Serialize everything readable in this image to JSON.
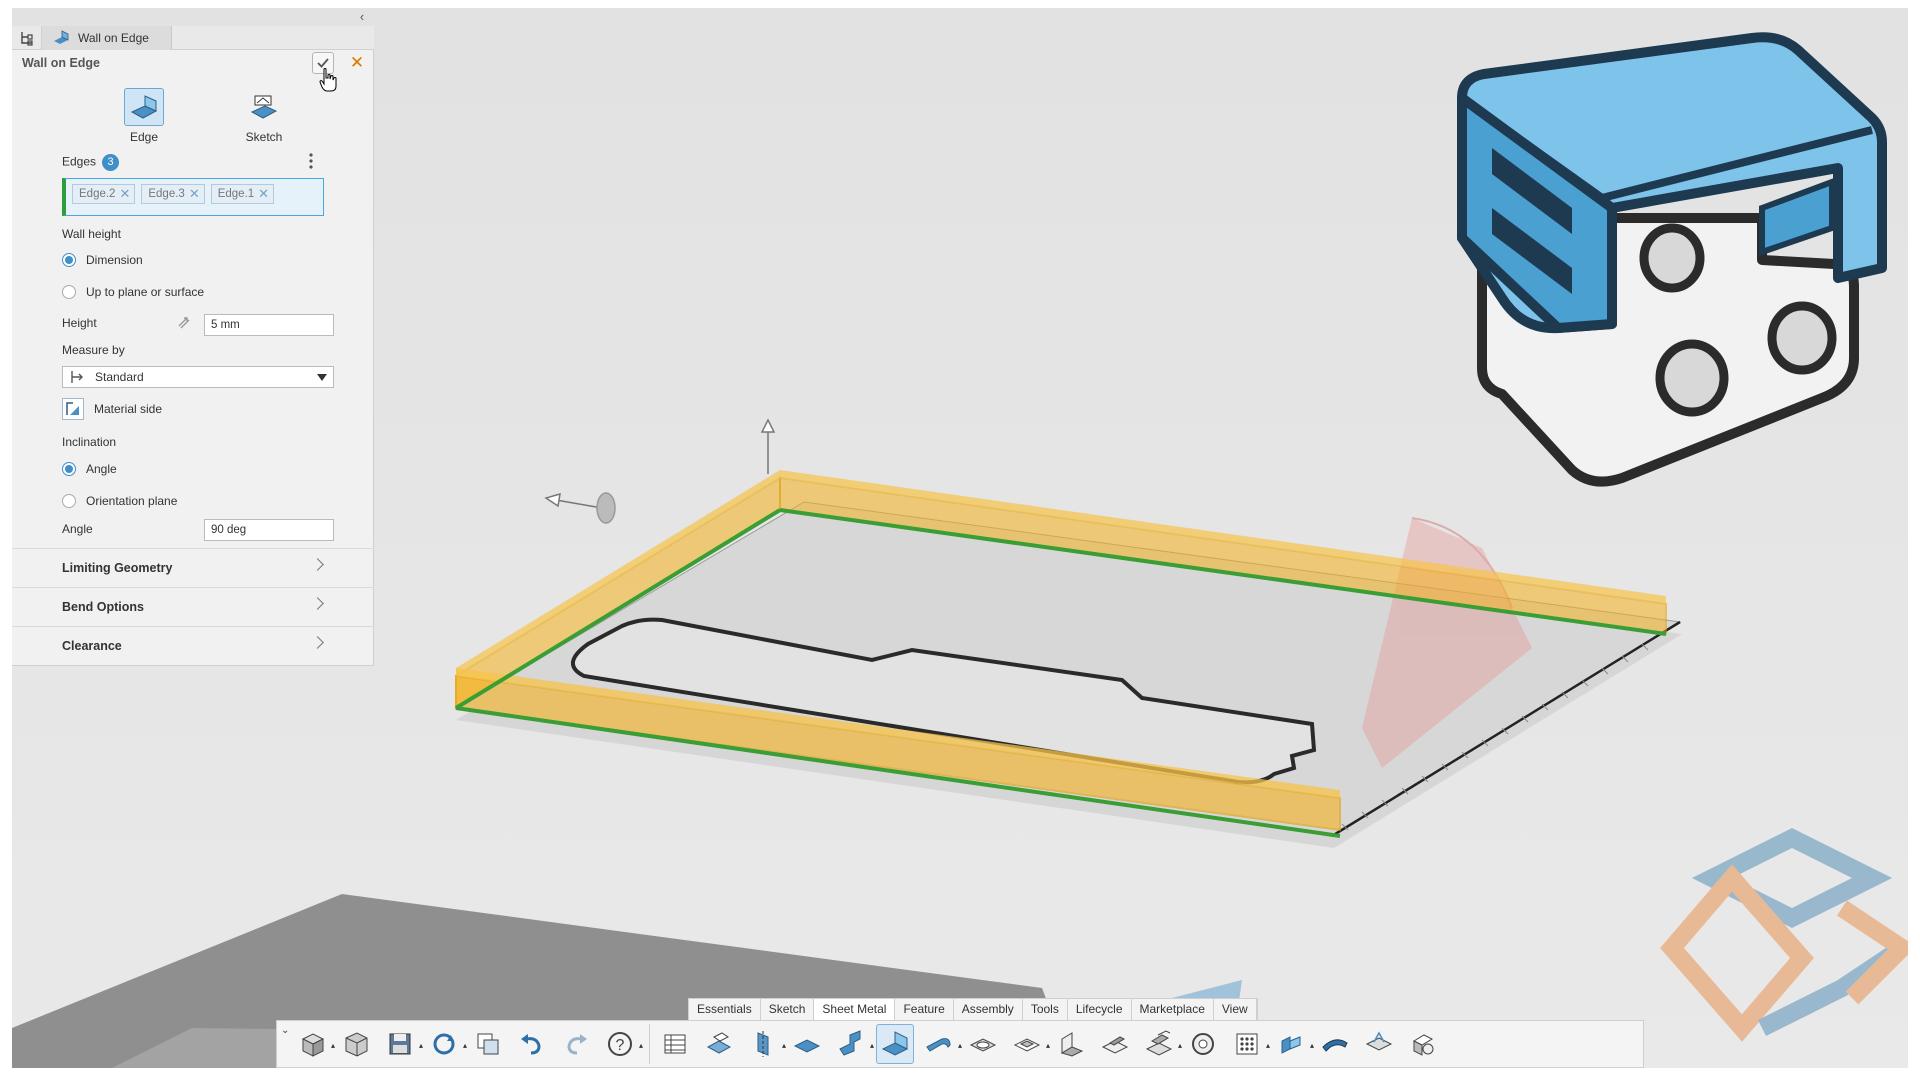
{
  "panel": {
    "tab_label": "Wall on Edge",
    "title": "Wall on Edge",
    "modes": [
      {
        "label": "Edge",
        "icon": "wall-on-edge-icon",
        "active": true
      },
      {
        "label": "Sketch",
        "icon": "sketch-wall-icon",
        "active": false
      }
    ],
    "edges": {
      "label": "Edges",
      "count": "3",
      "chips": [
        "Edge.2",
        "Edge.3",
        "Edge.1"
      ]
    },
    "wall_height": {
      "label": "Wall height",
      "options": [
        "Dimension",
        "Up to plane or surface"
      ],
      "selected": "Dimension"
    },
    "height": {
      "label": "Height",
      "value": "5 mm"
    },
    "measure_by": {
      "label": "Measure by",
      "value": "Standard"
    },
    "material_side": "Material side",
    "inclination": {
      "label": "Inclination",
      "options": [
        "Angle",
        "Orientation plane"
      ],
      "selected": "Angle"
    },
    "angle": {
      "label": "Angle",
      "value": "90 deg"
    },
    "sections": [
      "Limiting Geometry",
      "Bend Options",
      "Clearance"
    ]
  },
  "toolbar": {
    "tabs": [
      "Essentials",
      "Sketch",
      "Sheet Metal",
      "Feature",
      "Assembly",
      "Tools",
      "Lifecycle",
      "Marketplace",
      "View"
    ],
    "active_tab": "Sheet Metal"
  },
  "colors": {
    "selection_orange": "#f5b21d",
    "edge_green": "#3a9e35",
    "accent_blue": "#3f8fc8",
    "logo_blue": "#4aa0d0",
    "watermark_orange": "#e8a06a",
    "watermark_blue": "#6f9fbf"
  }
}
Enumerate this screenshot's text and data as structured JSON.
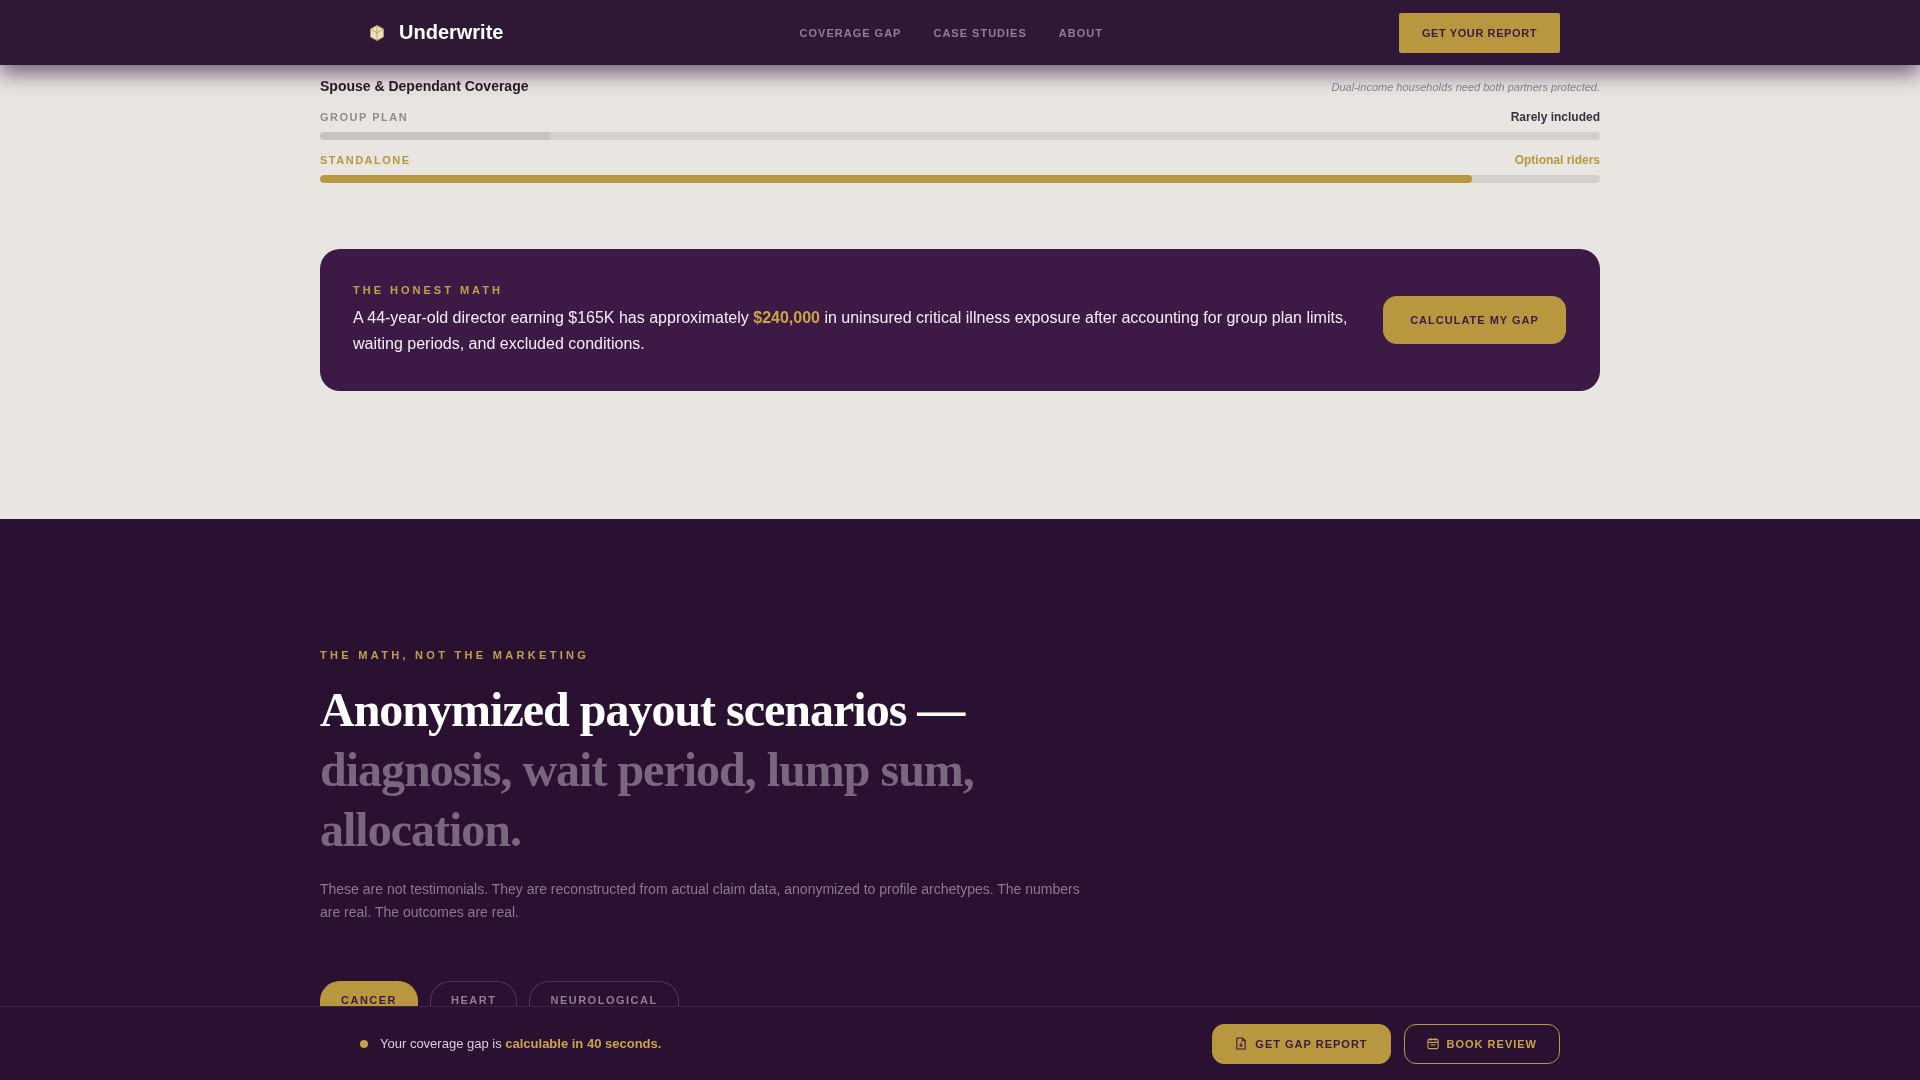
{
  "header": {
    "logo": "Underwrite",
    "nav": [
      {
        "label": "COVERAGE GAP"
      },
      {
        "label": "CASE STUDIES"
      },
      {
        "label": "ABOUT"
      }
    ],
    "cta": "GET YOUR REPORT"
  },
  "coverage": {
    "title": "Spouse & Dependant Coverage",
    "note": "Dual-income households need both partners protected.",
    "rows": [
      {
        "label": "GROUP PLAN",
        "value": "Rarely included",
        "highlighted": false,
        "level": 0.18
      },
      {
        "label": "STANDALONE",
        "value": "Optional riders",
        "highlighted": true,
        "level": 0.9
      }
    ]
  },
  "honest_math": {
    "eyebrow": "THE HONEST MATH",
    "text": "A 44-year-old director earning $165K has approximately **$240,000** in uninsured critical illness exposure after accounting for group plan limits, waiting periods, and excluded conditions.",
    "button": "CALCULATE MY GAP"
  },
  "scenarios": {
    "eyebrow": "THE MATH, NOT THE MARKETING",
    "heading": "Anonymized payout scenarios —",
    "heading_muted": "diagnosis, wait period, lump sum, allocation.",
    "description": "These are not testimonials. They are reconstructed from actual claim data, anonymized to profile archetypes. The numbers are real. The outcomes are real.",
    "tabs": [
      {
        "label": "CANCER",
        "selected": true
      },
      {
        "label": "HEART",
        "selected": false
      },
      {
        "label": "NEUROLOGICAL",
        "selected": false
      }
    ]
  },
  "cta_bar": {
    "text": "Your coverage gap is **calculable in 40 seconds.**",
    "buttons": [
      {
        "label": "GET GAP REPORT",
        "kind": "primary"
      },
      {
        "label": "BOOK REVIEW",
        "kind": "outline"
      }
    ]
  }
}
:::
» Directive: The records above must be printed exactly; the pictures stay out.

» Solution:
Serialize everything readable in this image to JSON.
{
  "panel": {
    "tab_label": "Wall on Edge",
    "title": "Wall on Edge",
    "modes": [
      {
        "label": "Edge",
        "icon": "wall-on-edge-icon",
        "active": true
      },
      {
        "label": "Sketch",
        "icon": "sketch-wall-icon",
        "active": false
      }
    ],
    "edges": {
      "label": "Edges",
      "count": "3",
      "chips": [
        "Edge.2",
        "Edge.3",
        "Edge.1"
      ]
    },
    "wall_height": {
      "label": "Wall height",
      "options": [
        "Dimension",
        "Up to plane or surface"
      ],
      "selected": "Dimension"
    },
    "height": {
      "label": "Height",
      "value": "5 mm"
    },
    "measure_by": {
      "label": "Measure by",
      "value": "Standard"
    },
    "material_side": "Material side",
    "inclination": {
      "label": "Inclination",
      "options": [
        "Angle",
        "Orientation plane"
      ],
      "selected": "Angle"
    },
    "angle": {
      "label": "Angle",
      "value": "90 deg"
    },
    "sections": [
      "Limiting Geometry",
      "Bend Options",
      "Clearance"
    ]
  },
  "toolbar": {
    "tabs": [
      "Essentials",
      "Sketch",
      "Sheet Metal",
      "Feature",
      "Assembly",
      "Tools",
      "Lifecycle",
      "Marketplace",
      "View"
    ],
    "active_tab": "Sheet Metal"
  },
  "colors": {
    "selection_orange": "#f5b21d",
    "edge_green": "#3a9e35",
    "accent_blue": "#3f8fc8",
    "logo_blue": "#4aa0d0",
    "watermark_orange": "#e8a06a",
    "watermark_blue": "#6f9fbf"
  }
}
Enumerate this screenshot's text and data as structured JSON.
{
  "header": {
    "logo": "Underwrite",
    "nav": [
      {
        "label": "COVERAGE GAP"
      },
      {
        "label": "CASE STUDIES"
      },
      {
        "label": "ABOUT"
      }
    ],
    "cta": "GET YOUR REPORT"
  },
  "coverage": {
    "title": "Spouse & Dependant Coverage",
    "note": "Dual-income households need both partners protected.",
    "rows": [
      {
        "label": "GROUP PLAN",
        "value": "Rarely included",
        "highlighted": false,
        "level": 0.18
      },
      {
        "label": "STANDALONE",
        "value": "Optional riders",
        "highlighted": true,
        "level": 0.9
      }
    ]
  },
  "honest_math": {
    "eyebrow": "THE HONEST MATH",
    "text": "A 44-year-old director earning $165K has approximately **$240,000** in uninsured critical illness exposure after accounting for group plan limits, waiting periods, and excluded conditions.",
    "button": "CALCULATE MY GAP"
  },
  "scenarios": {
    "eyebrow": "THE MATH, NOT THE MARKETING",
    "heading": "Anonymized payout scenarios —",
    "heading_muted": "diagnosis, wait period, lump sum, allocation.",
    "description": "These are not testimonials. They are reconstructed from actual claim data, anonymized to profile archetypes. The numbers are real. The outcomes are real.",
    "tabs": [
      {
        "label": "CANCER",
        "selected": true
      },
      {
        "label": "HEART",
        "selected": false
      },
      {
        "label": "NEUROLOGICAL",
        "selected": false
      }
    ]
  },
  "cta_bar": {
    "text": "Your coverage gap is **calculable in 40 seconds.**",
    "buttons": [
      {
        "label": "GET GAP REPORT",
        "kind": "primary"
      },
      {
        "label": "BOOK REVIEW",
        "kind": "outline"
      }
    ]
  }
}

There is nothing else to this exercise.